# Extracted records
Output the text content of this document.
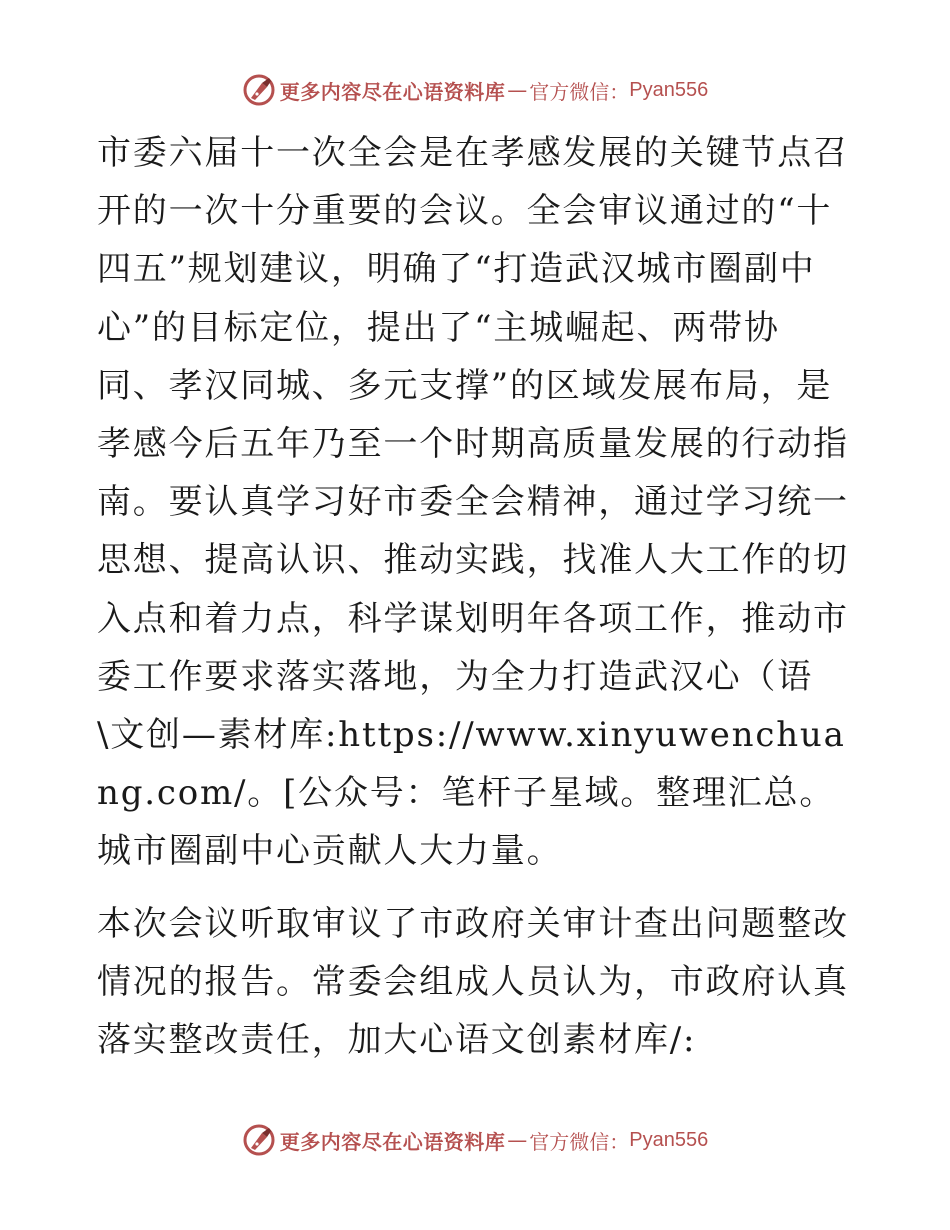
更多内容尽在心语资料库 — 官方微信： Pyan556

市委六届十一次全会是在孝感发展的关键节点召开的一次十分重要的会议。全会审议通过的“十四五”规划建议，明确了“打造武汉城市圈副中心”的目标定位，提出了“主城崛起、两带协同、孝汉同城、多元支撑”的区域发展布局，是孝感今后五年乃至一个时期高质量发展的行动指南。要认真学习好市委全会精神，通过学习统一思想、提高认识、推动实践，找准人大工作的切入点和着力点，科学谋划明年各项工作，推动市委工作要求落实落地，为全力打造武汉心（语\文创—素材库:https://www.xinyuwenchuang.com/。[公众号：笔杆子星域。整理汇总。城市圈副中心贡献人大力量。

本次会议听取审议了市政府关审计查出问题整改情况的报告。常委会组成人员认为，市政府认真落实整改责任，加大心语文创素材库/:

更多内容尽在心语资料库 — 官方微信： Pyan556
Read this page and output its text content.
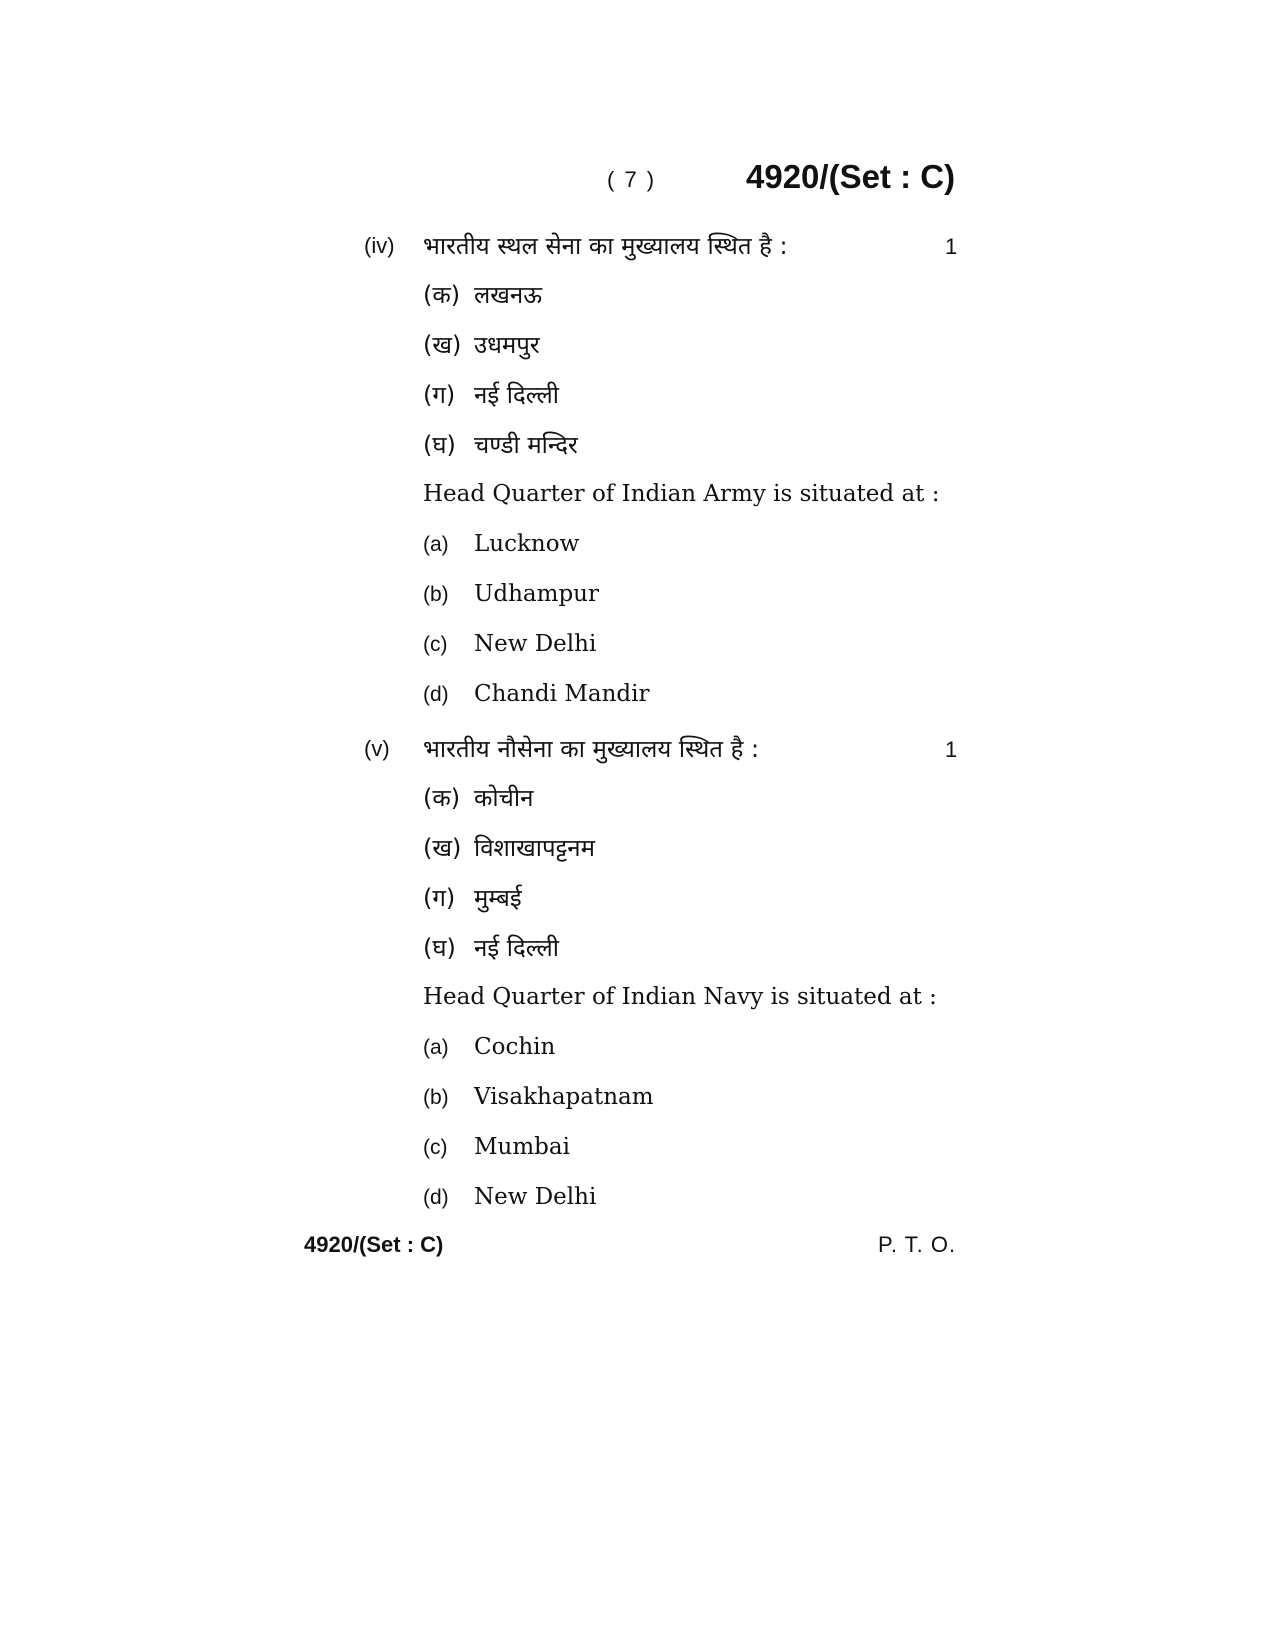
( 7 )	4920/(Set : C)
(iv) भारतीय स्थल सेना का मुख्यालय स्थित है :	1
(क) लखनऊ
(ख) उधमपुर
(ग) नई दिल्ली
(घ) चण्डी मन्दिर
Head Quarter of Indian Army is situated at :
(a) Lucknow
(b) Udhampur
(c) New Delhi
(d) Chandi Mandir
(v) भारतीय नौसेना का मुख्यालय स्थित है :	1
(क) कोचीन
(ख) विशाखापट्टनम
(ग) मुम्बई
(घ) नई दिल्ली
Head Quarter of Indian Navy is situated at :
(a) Cochin
(b) Visakhapatnam
(c) Mumbai
(d) New Delhi
4920/(Set : C)	P. T. O.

# Task brief
All records should be output exactly, with the pictures left out.

# Answer for this exercise
Output the text content of this document.
更多内容尽在心语资料库 — 官方微信： Pyan556

市委六届十一次全会是在孝感发展的关键节点召开的一次十分重要的会议。全会审议通过的“十四五”规划建议，明确了“打造武汉城市圈副中心”的目标定位，提出了“主城崛起、两带协同、孝汉同城、多元支撑”的区域发展布局，是孝感今后五年乃至一个时期高质量发展的行动指南。要认真学习好市委全会精神，通过学习统一思想、提高认识、推动实践，找准人大工作的切入点和着力点，科学谋划明年各项工作，推动市委工作要求落实落地，为全力打造武汉心（语\文创—素材库:https://www.xinyuwenchuang.com/。[公众号：笔杆子星域。整理汇总。城市圈副中心贡献人大力量。

本次会议听取审议了市政府关审计查出问题整改情况的报告。常委会组成人员认为，市政府认真落实整改责任，加大心语文创素材库/:

更多内容尽在心语资料库 — 官方微信： Pyan556
Read this page and output its text content.
( 7 )	4920/(Set : C)
(iv) भारतीय स्थल सेना का मुख्यालय स्थित है :	1
(क) लखनऊ
(ख) उधमपुर
(ग) नई दिल्ली
(घ) चण्डी मन्दिर
Head Quarter of Indian Army is situated at :
(a) Lucknow
(b) Udhampur
(c) New Delhi
(d) Chandi Mandir
(v) भारतीय नौसेना का मुख्यालय स्थित है :	1
(क) कोचीन
(ख) विशाखापट्टनम
(ग) मुम्बई
(घ) नई दिल्ली
Head Quarter of Indian Navy is situated at :
(a) Cochin
(b) Visakhapatnam
(c) Mumbai
(d) New Delhi
4920/(Set : C)	P. T. O.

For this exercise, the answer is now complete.